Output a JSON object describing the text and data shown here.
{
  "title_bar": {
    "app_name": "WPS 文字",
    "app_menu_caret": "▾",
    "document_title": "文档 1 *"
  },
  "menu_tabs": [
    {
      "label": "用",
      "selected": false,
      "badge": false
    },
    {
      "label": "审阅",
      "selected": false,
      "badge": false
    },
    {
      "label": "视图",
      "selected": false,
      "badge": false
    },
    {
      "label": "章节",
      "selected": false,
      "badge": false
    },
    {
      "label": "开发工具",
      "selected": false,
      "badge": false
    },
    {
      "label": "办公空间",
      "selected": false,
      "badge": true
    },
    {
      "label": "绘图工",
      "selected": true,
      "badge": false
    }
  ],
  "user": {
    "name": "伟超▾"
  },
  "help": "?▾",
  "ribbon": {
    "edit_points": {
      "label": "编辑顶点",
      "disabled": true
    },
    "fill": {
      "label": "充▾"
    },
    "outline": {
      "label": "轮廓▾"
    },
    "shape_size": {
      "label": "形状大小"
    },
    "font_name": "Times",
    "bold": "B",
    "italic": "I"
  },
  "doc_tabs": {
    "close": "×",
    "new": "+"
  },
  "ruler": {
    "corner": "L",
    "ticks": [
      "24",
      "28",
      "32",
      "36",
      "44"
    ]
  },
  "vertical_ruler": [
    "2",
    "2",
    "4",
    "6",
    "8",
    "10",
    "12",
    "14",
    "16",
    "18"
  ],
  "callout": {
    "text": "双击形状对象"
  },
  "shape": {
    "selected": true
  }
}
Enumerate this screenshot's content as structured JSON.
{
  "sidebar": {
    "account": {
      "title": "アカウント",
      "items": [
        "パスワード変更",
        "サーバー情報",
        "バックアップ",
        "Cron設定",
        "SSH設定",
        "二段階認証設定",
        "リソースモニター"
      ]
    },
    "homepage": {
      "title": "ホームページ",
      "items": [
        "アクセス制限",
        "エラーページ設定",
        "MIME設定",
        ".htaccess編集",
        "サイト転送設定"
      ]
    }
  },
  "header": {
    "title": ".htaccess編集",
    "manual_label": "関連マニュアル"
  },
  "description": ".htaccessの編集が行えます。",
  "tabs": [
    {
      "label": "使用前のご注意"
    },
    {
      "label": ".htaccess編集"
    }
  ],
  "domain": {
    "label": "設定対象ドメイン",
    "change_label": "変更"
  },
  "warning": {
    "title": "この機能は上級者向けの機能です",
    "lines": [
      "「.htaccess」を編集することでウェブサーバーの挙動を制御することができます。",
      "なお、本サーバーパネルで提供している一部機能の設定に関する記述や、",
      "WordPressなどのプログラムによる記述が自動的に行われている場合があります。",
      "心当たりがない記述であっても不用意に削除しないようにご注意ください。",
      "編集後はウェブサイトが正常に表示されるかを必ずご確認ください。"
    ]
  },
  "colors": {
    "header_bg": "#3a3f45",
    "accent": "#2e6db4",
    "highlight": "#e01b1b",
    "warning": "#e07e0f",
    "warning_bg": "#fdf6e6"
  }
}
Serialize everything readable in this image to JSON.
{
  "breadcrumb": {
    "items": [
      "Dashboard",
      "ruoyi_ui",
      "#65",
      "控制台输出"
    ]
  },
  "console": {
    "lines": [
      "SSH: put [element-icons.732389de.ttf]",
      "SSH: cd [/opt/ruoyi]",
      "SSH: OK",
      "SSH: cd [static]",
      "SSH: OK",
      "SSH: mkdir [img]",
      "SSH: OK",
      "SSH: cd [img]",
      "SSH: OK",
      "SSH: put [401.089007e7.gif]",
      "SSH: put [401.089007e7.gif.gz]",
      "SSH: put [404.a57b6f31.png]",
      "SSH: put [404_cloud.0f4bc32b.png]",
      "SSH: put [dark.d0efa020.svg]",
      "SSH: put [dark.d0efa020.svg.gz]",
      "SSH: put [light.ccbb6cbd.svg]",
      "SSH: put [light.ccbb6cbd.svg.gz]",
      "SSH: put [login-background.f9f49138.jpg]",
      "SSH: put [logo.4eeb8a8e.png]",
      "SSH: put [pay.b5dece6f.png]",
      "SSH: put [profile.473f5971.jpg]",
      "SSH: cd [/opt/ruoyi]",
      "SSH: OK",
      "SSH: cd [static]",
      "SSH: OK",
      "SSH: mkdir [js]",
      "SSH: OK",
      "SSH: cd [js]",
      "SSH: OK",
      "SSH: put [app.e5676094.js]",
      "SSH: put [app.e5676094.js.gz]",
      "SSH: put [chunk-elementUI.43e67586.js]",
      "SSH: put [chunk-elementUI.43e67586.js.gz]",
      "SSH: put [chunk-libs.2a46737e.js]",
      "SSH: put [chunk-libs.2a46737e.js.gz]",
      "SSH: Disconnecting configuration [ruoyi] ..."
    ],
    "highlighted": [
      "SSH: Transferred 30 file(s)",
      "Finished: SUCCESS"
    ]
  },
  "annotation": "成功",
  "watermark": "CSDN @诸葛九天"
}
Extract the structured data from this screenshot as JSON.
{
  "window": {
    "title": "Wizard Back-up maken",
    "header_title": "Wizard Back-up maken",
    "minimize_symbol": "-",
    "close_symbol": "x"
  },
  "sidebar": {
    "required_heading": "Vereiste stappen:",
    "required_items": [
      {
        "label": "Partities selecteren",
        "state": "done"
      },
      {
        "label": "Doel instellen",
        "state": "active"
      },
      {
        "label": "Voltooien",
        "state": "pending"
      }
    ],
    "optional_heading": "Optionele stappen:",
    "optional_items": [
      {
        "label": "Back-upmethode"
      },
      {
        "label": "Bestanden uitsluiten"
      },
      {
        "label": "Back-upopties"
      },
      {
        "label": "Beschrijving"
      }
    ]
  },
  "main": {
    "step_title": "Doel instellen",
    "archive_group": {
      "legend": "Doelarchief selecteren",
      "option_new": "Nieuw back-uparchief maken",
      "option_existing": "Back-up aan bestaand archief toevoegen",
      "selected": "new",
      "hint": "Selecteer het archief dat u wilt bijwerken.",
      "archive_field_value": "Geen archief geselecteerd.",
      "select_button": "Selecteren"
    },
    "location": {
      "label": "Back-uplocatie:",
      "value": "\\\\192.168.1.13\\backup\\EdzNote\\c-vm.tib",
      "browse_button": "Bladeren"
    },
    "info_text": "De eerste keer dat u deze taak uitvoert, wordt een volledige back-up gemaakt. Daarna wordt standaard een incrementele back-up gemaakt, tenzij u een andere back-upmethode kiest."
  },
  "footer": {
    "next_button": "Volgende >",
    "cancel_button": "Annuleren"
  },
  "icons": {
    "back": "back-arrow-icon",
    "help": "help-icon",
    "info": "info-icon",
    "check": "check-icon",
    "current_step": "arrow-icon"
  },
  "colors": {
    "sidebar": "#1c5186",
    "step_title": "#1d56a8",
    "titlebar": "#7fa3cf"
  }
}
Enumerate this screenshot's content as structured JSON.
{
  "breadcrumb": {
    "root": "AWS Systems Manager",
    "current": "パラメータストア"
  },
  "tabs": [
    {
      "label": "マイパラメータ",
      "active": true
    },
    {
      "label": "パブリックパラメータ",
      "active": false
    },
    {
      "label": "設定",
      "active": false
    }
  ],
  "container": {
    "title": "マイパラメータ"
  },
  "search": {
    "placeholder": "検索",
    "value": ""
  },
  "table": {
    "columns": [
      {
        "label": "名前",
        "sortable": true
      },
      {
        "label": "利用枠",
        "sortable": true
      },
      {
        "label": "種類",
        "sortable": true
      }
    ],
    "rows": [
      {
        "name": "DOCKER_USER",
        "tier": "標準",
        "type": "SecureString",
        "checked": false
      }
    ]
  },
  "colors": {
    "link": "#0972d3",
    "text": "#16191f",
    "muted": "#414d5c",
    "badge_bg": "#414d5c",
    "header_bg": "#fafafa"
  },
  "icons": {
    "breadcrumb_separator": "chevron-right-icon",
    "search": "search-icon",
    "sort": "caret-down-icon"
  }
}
== == ==
**Goal of the exercise**
Using the listing above, locate the lines that hold "active" and copy each one.

**Solution to the problem**
        "state": "active"
      "active": true
      "active": false
      "active": false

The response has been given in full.